§ Material
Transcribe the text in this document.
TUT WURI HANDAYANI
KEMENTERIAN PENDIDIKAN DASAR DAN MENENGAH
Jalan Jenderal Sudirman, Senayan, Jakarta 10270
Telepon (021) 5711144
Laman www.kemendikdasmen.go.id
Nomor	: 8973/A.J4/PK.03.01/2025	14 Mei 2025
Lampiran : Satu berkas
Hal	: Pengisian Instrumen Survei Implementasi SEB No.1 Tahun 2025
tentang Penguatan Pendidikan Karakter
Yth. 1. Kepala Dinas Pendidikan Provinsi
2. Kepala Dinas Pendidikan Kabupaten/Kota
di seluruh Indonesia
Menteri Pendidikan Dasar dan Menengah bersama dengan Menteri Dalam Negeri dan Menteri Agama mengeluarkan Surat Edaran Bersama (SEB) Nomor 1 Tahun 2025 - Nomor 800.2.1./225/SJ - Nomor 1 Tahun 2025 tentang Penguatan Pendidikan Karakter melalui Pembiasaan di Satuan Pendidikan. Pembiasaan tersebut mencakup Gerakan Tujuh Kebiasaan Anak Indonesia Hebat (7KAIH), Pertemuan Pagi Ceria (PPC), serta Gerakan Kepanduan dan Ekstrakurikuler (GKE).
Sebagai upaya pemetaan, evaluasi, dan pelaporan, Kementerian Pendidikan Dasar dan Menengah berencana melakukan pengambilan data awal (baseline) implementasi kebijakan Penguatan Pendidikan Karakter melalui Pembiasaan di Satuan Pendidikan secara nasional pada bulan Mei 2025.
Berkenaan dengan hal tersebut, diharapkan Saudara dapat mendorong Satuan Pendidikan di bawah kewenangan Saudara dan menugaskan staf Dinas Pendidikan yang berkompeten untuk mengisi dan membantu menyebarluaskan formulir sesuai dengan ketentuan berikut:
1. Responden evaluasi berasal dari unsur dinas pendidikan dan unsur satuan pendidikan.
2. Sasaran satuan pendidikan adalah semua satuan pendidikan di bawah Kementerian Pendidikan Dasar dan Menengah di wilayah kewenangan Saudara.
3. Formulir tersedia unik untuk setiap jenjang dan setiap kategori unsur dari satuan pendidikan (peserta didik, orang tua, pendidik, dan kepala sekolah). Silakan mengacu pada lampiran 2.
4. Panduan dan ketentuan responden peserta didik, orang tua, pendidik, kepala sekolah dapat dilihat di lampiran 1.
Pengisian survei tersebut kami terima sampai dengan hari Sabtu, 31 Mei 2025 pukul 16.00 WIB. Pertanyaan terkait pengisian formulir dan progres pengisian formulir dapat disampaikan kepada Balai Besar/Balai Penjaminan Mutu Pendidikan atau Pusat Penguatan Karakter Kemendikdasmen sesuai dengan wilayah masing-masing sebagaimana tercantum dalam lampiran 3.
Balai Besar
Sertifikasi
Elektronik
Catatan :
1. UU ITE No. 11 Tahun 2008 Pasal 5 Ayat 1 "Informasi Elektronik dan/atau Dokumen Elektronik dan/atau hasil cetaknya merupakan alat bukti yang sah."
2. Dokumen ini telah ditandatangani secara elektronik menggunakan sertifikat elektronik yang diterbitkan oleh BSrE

§ Given exercise
Quote the listing in full, please, keeping every line exact.

§ Finished task
Transcribe the text in this document.
TUT WURI HANDAYANI
KEMENTERIAN PENDIDIKAN DASAR DAN MENENGAH
Jalan Jenderal Sudirman, Senayan, Jakarta 10270
Telepon (021) 5711144
Laman www.kemendikdasmen.go.id
Nomor	: 8973/A.J4/PK.03.01/2025	14 Mei 2025
Lampiran : Satu berkas
Hal	: Pengisian Instrumen Survei Implementasi SEB No.1 Tahun 2025
tentang Penguatan Pendidikan Karakter
Yth. 1. Kepala Dinas Pendidikan Provinsi
2. Kepala Dinas Pendidikan Kabupaten/Kota
di seluruh Indonesia
Menteri Pendidikan Dasar dan Menengah bersama dengan Menteri Dalam Negeri dan Menteri Agama mengeluarkan Surat Edaran Bersama (SEB) Nomor 1 Tahun 2025 - Nomor 800.2.1./225/SJ - Nomor 1 Tahun 2025 tentang Penguatan Pendidikan Karakter melalui Pembiasaan di Satuan Pendidikan. Pembiasaan tersebut mencakup Gerakan Tujuh Kebiasaan Anak Indonesia Hebat (7KAIH), Pertemuan Pagi Ceria (PPC), serta Gerakan Kepanduan dan Ekstrakurikuler (GKE).
Sebagai upaya pemetaan, evaluasi, dan pelaporan, Kementerian Pendidikan Dasar dan Menengah berencana melakukan pengambilan data awal (baseline) implementasi kebijakan Penguatan Pendidikan Karakter melalui Pembiasaan di Satuan Pendidikan secara nasional pada bulan Mei 2025.
Berkenaan dengan hal tersebut, diharapkan Saudara dapat mendorong Satuan Pendidikan di bawah kewenangan Saudara dan menugaskan staf Dinas Pendidikan yang berkompeten untuk mengisi dan membantu menyebarluaskan formulir sesuai dengan ketentuan berikut:
1. Responden evaluasi berasal dari unsur dinas pendidikan dan unsur satuan pendidikan.
2. Sasaran satuan pendidikan adalah semua satuan pendidikan di bawah Kementerian Pendidikan Dasar dan Menengah di wilayah kewenangan Saudara.
3. Formulir tersedia unik untuk setiap jenjang dan setiap kategori unsur dari satuan pendidikan (peserta didik, orang tua, pendidik, dan kepala sekolah). Silakan mengacu pada lampiran 2.
4. Panduan dan ketentuan responden peserta didik, orang tua, pendidik, kepala sekolah dapat dilihat di lampiran 1.
Pengisian survei tersebut kami terima sampai dengan hari Sabtu, 31 Mei 2025 pukul 16.00 WIB. Pertanyaan terkait pengisian formulir dan progres pengisian formulir dapat disampaikan kepada Balai Besar/Balai Penjaminan Mutu Pendidikan atau Pusat Penguatan Karakter Kemendikdasmen sesuai dengan wilayah masing-masing sebagaimana tercantum dalam lampiran 3.
Balai Besar
Sertifikasi
Elektronik
Catatan :
1. UU ITE No. 11 Tahun 2008 Pasal 5 Ayat 1 "Informasi Elektronik dan/atau Dokumen Elektronik dan/atau hasil cetaknya merupakan alat bukti yang sah."
2. Dokumen ini telah ditandatangani secara elektronik menggunakan sertifikat elektronik yang diterbitkan oleh BSrE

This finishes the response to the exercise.